**EXERCISE OBJECTIVE:** The required answer is every line of the data containing the word "extracellular".

**INPUT RECORDS:**

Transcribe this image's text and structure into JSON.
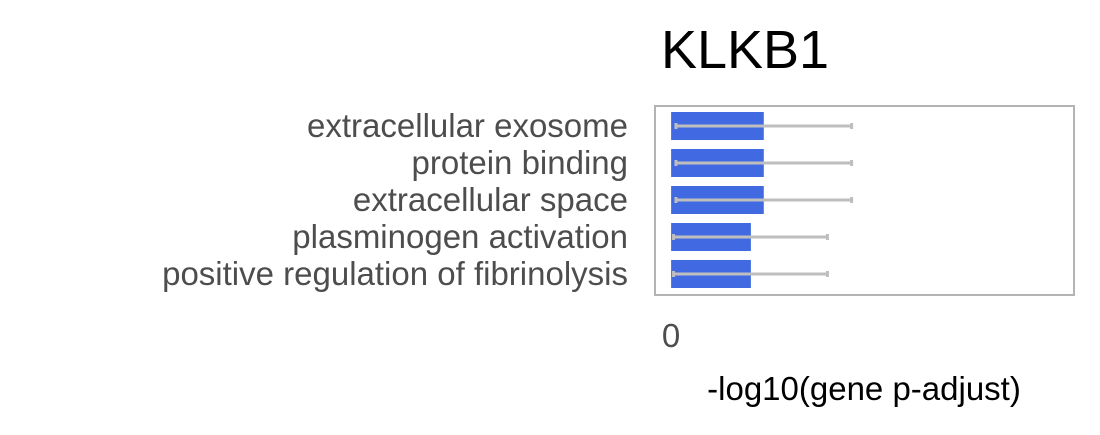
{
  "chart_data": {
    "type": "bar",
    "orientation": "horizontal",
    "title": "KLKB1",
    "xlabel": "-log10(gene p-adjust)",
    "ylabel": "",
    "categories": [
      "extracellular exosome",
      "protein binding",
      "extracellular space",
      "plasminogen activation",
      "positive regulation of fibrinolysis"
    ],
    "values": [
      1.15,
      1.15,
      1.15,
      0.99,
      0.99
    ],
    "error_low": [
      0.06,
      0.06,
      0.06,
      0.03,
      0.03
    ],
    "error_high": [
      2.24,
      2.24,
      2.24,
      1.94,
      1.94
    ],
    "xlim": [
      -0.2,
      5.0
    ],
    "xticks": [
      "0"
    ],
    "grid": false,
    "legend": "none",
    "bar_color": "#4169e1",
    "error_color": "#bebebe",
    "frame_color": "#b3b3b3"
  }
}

**RESPONSE:**
      "extracellular exosome",
      "extracellular space",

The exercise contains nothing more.